ENTRIES PROVIDED:

○ ○ ○

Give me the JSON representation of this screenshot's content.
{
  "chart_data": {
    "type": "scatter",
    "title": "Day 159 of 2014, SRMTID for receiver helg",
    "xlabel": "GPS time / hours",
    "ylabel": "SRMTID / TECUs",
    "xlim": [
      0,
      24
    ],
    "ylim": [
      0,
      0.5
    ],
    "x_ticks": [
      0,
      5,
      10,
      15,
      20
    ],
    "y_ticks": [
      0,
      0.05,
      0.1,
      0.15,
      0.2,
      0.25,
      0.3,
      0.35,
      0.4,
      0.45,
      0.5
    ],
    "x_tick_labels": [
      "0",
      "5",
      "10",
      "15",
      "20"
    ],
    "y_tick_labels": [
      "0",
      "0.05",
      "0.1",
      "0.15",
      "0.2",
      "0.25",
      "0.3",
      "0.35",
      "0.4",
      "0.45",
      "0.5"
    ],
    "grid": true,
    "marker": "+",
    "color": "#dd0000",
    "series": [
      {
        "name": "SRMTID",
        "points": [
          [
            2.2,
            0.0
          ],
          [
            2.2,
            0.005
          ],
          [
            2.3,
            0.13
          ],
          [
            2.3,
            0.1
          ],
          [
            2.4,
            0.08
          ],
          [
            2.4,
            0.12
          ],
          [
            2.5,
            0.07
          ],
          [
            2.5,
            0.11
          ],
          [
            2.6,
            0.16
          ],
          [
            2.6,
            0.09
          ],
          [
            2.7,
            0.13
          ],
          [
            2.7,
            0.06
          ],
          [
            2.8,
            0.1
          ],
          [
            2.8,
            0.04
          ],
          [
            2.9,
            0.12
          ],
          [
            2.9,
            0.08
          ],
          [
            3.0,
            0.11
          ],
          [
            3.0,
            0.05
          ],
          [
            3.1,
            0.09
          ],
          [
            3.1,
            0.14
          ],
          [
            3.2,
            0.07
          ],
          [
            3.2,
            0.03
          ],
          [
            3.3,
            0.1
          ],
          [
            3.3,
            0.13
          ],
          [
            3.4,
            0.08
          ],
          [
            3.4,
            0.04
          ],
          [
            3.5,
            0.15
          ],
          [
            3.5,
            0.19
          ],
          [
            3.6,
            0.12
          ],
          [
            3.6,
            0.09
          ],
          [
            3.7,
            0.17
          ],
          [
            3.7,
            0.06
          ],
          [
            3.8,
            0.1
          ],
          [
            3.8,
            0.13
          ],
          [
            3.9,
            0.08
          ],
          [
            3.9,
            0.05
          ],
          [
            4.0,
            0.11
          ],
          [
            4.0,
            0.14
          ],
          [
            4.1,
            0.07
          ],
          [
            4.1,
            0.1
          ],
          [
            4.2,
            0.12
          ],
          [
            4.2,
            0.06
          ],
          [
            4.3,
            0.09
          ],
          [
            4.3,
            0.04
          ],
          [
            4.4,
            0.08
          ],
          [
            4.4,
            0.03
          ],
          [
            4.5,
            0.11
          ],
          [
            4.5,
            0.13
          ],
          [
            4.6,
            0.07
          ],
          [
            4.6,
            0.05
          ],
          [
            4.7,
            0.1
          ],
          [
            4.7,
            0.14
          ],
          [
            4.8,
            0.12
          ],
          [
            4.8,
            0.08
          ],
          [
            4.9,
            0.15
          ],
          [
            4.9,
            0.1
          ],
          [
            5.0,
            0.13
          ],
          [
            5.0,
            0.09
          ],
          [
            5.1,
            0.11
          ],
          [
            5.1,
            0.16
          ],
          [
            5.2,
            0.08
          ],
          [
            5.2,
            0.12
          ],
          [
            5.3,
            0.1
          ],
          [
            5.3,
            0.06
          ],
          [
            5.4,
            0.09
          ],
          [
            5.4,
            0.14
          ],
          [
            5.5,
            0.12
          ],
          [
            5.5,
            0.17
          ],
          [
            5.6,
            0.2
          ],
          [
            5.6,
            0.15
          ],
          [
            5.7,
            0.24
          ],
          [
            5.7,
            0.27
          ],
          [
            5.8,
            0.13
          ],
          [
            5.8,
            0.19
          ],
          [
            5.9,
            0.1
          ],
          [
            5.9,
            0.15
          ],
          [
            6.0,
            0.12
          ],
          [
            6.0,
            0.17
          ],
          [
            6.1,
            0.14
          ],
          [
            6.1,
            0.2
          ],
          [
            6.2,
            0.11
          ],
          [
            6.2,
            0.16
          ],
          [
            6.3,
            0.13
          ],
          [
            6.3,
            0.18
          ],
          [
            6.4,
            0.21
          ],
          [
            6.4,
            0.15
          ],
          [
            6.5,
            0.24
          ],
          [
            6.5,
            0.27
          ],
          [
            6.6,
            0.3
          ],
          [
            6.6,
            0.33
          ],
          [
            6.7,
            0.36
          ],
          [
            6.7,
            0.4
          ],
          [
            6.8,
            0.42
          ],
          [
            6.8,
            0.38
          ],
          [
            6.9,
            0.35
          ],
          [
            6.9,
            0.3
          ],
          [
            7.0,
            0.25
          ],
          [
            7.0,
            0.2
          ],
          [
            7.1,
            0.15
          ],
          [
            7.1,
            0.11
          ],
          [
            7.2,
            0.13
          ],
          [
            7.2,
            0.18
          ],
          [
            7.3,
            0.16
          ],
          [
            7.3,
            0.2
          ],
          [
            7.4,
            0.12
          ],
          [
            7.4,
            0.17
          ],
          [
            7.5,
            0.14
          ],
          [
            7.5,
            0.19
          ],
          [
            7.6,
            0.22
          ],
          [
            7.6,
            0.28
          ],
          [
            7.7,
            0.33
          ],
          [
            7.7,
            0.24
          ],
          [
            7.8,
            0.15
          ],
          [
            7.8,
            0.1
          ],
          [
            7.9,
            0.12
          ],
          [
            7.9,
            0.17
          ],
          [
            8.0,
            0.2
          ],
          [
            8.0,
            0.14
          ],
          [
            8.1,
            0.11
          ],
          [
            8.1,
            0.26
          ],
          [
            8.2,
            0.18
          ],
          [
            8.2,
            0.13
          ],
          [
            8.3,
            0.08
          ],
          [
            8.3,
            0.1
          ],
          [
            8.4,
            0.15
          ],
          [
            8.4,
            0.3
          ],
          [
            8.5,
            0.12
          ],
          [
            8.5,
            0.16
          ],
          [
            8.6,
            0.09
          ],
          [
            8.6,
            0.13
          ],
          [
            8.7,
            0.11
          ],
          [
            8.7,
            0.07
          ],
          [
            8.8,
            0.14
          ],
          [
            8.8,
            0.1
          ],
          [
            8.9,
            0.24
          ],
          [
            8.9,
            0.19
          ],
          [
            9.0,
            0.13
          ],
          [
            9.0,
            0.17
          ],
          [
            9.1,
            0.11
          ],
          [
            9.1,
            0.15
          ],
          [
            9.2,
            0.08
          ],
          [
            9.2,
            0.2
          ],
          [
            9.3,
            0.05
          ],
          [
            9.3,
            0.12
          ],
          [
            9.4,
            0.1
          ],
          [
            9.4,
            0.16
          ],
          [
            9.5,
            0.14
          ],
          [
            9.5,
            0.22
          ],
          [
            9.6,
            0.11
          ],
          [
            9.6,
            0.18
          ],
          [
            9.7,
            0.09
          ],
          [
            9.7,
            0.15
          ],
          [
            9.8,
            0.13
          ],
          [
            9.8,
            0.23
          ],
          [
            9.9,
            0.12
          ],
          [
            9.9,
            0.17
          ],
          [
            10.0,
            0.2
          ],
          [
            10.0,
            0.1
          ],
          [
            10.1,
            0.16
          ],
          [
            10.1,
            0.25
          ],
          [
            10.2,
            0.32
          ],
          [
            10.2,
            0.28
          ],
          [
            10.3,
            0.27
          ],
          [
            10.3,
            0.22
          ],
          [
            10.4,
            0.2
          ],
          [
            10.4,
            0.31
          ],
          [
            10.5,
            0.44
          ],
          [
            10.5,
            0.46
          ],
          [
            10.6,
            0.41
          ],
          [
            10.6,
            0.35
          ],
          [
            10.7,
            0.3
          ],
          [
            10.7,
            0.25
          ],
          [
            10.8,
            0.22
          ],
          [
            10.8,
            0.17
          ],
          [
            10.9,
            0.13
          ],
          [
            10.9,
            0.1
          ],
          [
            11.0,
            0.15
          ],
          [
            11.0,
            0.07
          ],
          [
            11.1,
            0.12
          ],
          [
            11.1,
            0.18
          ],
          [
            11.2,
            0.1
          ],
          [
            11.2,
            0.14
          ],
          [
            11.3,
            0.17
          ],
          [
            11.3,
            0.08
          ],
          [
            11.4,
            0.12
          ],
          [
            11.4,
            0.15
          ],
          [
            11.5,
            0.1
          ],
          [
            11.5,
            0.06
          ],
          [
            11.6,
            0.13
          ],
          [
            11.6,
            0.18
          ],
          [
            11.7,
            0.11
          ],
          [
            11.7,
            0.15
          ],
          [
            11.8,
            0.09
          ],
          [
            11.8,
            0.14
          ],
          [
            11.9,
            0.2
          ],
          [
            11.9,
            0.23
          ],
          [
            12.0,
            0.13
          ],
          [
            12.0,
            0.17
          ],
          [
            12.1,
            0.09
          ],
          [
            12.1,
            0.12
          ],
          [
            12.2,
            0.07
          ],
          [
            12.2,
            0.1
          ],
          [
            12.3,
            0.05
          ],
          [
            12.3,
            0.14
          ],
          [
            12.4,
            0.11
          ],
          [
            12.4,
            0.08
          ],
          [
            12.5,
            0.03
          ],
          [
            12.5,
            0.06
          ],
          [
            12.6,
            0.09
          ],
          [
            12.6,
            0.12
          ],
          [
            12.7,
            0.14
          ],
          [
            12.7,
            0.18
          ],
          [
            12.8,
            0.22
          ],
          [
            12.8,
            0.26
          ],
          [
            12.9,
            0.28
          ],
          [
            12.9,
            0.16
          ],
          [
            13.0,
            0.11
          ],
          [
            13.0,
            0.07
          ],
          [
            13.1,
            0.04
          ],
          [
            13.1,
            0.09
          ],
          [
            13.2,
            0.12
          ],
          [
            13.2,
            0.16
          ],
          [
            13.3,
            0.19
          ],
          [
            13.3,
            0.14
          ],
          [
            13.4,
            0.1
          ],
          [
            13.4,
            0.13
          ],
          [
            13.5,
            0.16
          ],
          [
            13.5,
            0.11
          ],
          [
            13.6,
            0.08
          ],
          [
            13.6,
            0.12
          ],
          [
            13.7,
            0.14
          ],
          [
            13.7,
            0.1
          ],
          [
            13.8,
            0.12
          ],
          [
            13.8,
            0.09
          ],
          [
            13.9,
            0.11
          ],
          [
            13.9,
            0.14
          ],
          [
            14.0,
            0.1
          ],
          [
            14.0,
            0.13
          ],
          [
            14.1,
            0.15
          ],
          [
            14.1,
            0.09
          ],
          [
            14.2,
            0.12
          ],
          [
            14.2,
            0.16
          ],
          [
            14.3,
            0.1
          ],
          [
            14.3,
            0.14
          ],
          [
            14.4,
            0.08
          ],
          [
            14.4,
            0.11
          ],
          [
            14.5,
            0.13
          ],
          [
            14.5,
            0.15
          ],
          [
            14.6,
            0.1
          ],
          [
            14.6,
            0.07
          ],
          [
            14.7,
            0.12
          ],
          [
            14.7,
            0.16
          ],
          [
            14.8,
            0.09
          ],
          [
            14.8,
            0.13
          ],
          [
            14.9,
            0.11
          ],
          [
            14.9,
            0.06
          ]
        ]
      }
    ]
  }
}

○ ○ ○

INSTRUCTIONS TO FOLLOW: Search the data for "SRMTID". Copy every line that has it.

WRITTEN SOLUTION:
    "title": "Day 159 of 2014, SRMTID for receiver helg",
    "ylabel": "SRMTID / TECUs",
        "name": "SRMTID",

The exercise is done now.